» **What the task asks**:
Output the data below in full, byte for byte. Nothing may differ.
[Listing start]
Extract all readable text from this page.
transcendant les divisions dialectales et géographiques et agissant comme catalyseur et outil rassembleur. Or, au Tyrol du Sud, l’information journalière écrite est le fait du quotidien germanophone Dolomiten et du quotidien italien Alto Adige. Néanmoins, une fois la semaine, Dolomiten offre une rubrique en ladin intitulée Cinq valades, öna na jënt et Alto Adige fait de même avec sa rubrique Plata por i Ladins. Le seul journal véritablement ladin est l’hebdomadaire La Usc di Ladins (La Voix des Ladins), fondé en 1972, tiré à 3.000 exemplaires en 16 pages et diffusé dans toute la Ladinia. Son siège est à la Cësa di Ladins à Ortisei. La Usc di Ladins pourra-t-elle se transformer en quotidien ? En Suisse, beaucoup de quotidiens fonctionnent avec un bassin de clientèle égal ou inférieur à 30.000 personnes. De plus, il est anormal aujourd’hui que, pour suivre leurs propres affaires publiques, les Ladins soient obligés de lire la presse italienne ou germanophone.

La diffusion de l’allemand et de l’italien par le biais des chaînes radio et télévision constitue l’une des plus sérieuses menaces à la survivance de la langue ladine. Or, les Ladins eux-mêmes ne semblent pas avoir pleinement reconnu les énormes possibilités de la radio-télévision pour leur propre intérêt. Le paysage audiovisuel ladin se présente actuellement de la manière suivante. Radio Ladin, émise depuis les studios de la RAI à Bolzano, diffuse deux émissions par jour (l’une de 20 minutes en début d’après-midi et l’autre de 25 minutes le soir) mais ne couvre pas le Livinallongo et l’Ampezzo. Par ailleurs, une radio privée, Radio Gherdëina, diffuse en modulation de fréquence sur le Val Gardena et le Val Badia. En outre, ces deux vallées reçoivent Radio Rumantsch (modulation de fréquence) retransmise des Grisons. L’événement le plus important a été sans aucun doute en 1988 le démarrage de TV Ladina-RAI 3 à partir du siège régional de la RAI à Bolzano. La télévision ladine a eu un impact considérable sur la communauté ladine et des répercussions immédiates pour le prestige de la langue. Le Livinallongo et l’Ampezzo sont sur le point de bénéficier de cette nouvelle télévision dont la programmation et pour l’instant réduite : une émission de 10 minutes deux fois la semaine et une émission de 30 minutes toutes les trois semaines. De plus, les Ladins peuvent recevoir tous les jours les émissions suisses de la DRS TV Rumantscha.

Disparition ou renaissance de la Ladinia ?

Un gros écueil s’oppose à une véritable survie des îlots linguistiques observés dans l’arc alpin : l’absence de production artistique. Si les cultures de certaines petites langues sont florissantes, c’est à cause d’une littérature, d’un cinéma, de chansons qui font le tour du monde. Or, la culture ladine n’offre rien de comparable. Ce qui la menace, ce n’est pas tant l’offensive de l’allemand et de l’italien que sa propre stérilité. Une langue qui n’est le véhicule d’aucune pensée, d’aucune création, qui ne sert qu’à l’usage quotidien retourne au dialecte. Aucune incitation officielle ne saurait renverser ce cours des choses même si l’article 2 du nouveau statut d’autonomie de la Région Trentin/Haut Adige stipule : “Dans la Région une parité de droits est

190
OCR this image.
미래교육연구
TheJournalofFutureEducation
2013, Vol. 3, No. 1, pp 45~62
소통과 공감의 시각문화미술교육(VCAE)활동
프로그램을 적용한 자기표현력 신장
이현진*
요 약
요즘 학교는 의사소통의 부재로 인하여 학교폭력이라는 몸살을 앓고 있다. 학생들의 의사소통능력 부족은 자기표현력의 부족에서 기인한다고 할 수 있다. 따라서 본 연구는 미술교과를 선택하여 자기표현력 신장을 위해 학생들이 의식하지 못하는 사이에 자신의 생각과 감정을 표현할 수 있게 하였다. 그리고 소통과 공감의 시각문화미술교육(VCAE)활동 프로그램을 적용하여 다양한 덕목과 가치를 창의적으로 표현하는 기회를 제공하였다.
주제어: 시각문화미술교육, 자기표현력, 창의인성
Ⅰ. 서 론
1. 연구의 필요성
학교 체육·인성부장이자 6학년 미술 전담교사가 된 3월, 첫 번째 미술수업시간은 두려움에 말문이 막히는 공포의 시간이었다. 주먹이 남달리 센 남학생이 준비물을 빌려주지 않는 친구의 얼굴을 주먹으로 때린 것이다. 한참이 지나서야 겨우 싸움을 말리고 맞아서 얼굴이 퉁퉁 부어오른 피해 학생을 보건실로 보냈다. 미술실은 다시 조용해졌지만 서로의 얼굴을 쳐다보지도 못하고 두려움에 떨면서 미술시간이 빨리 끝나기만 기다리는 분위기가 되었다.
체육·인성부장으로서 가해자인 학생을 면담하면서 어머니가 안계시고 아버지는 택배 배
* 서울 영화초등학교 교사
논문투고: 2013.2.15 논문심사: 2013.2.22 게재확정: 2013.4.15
[Listing end]
» **Answer to the task**:
Extract all readable text from this page.
transcendant les divisions dialectales et géographiques et agissant comme catalyseur et outil rassembleur. Or, au Tyrol du Sud, l’information journalière écrite est le fait du quotidien germanophone Dolomiten et du quotidien italien Alto Adige. Néanmoins, une fois la semaine, Dolomiten offre une rubrique en ladin intitulée Cinq valades, öna na jënt et Alto Adige fait de même avec sa rubrique Plata por i Ladins. Le seul journal véritablement ladin est l’hebdomadaire La Usc di Ladins (La Voix des Ladins), fondé en 1972, tiré à 3.000 exemplaires en 16 pages et diffusé dans toute la Ladinia. Son siège est à la Cësa di Ladins à Ortisei. La Usc di Ladins pourra-t-elle se transformer en quotidien ? En Suisse, beaucoup de quotidiens fonctionnent avec un bassin de clientèle égal ou inférieur à 30.000 personnes. De plus, il est anormal aujourd’hui que, pour suivre leurs propres affaires publiques, les Ladins soient obligés de lire la presse italienne ou germanophone.

La diffusion de l’allemand et de l’italien par le biais des chaînes radio et télévision constitue l’une des plus sérieuses menaces à la survivance de la langue ladine. Or, les Ladins eux-mêmes ne semblent pas avoir pleinement reconnu les énormes possibilités de la radio-télévision pour leur propre intérêt. Le paysage audiovisuel ladin se présente actuellement de la manière suivante. Radio Ladin, émise depuis les studios de la RAI à Bolzano, diffuse deux émissions par jour (l’une de 20 minutes en début d’après-midi et l’autre de 25 minutes le soir) mais ne couvre pas le Livinallongo et l’Ampezzo. Par ailleurs, une radio privée, Radio Gherdëina, diffuse en modulation de fréquence sur le Val Gardena et le Val Badia. En outre, ces deux vallées reçoivent Radio Rumantsch (modulation de fréquence) retransmise des Grisons. L’événement le plus important a été sans aucun doute en 1988 le démarrage de TV Ladina-RAI 3 à partir du siège régional de la RAI à Bolzano. La télévision ladine a eu un impact considérable sur la communauté ladine et des répercussions immédiates pour le prestige de la langue. Le Livinallongo et l’Ampezzo sont sur le point de bénéficier de cette nouvelle télévision dont la programmation et pour l’instant réduite : une émission de 10 minutes deux fois la semaine et une émission de 30 minutes toutes les trois semaines. De plus, les Ladins peuvent recevoir tous les jours les émissions suisses de la DRS TV Rumantscha.

Disparition ou renaissance de la Ladinia ?

Un gros écueil s’oppose à une véritable survie des îlots linguistiques observés dans l’arc alpin : l’absence de production artistique. Si les cultures de certaines petites langues sont florissantes, c’est à cause d’une littérature, d’un cinéma, de chansons qui font le tour du monde. Or, la culture ladine n’offre rien de comparable. Ce qui la menace, ce n’est pas tant l’offensive de l’allemand et de l’italien que sa propre stérilité. Une langue qui n’est le véhicule d’aucune pensée, d’aucune création, qui ne sert qu’à l’usage quotidien retourne au dialecte. Aucune incitation officielle ne saurait renverser ce cours des choses même si l’article 2 du nouveau statut d’autonomie de la Région Trentin/Haut Adige stipule : “Dans la Région une parité de droits est

190
OCR this image.
미래교육연구
TheJournalofFutureEducation
2013, Vol. 3, No. 1, pp 45~62
소통과 공감의 시각문화미술교육(VCAE)활동
프로그램을 적용한 자기표현력 신장
이현진*
요 약
요즘 학교는 의사소통의 부재로 인하여 학교폭력이라는 몸살을 앓고 있다. 학생들의 의사소통능력 부족은 자기표현력의 부족에서 기인한다고 할 수 있다. 따라서 본 연구는 미술교과를 선택하여 자기표현력 신장을 위해 학생들이 의식하지 못하는 사이에 자신의 생각과 감정을 표현할 수 있게 하였다. 그리고 소통과 공감의 시각문화미술교육(VCAE)활동 프로그램을 적용하여 다양한 덕목과 가치를 창의적으로 표현하는 기회를 제공하였다.
주제어: 시각문화미술교육, 자기표현력, 창의인성
Ⅰ. 서 론
1. 연구의 필요성
학교 체육·인성부장이자 6학년 미술 전담교사가 된 3월, 첫 번째 미술수업시간은 두려움에 말문이 막히는 공포의 시간이었다. 주먹이 남달리 센 남학생이 준비물을 빌려주지 않는 친구의 얼굴을 주먹으로 때린 것이다. 한참이 지나서야 겨우 싸움을 말리고 맞아서 얼굴이 퉁퉁 부어오른 피해 학생을 보건실로 보냈다. 미술실은 다시 조용해졌지만 서로의 얼굴을 쳐다보지도 못하고 두려움에 떨면서 미술시간이 빨리 끝나기만 기다리는 분위기가 되었다.
체육·인성부장으로서 가해자인 학생을 면담하면서 어머니가 안계시고 아버지는 택배 배
* 서울 영화초등학교 교사
논문투고: 2013.2.15 논문심사: 2013.2.22 게재확정: 2013.4.15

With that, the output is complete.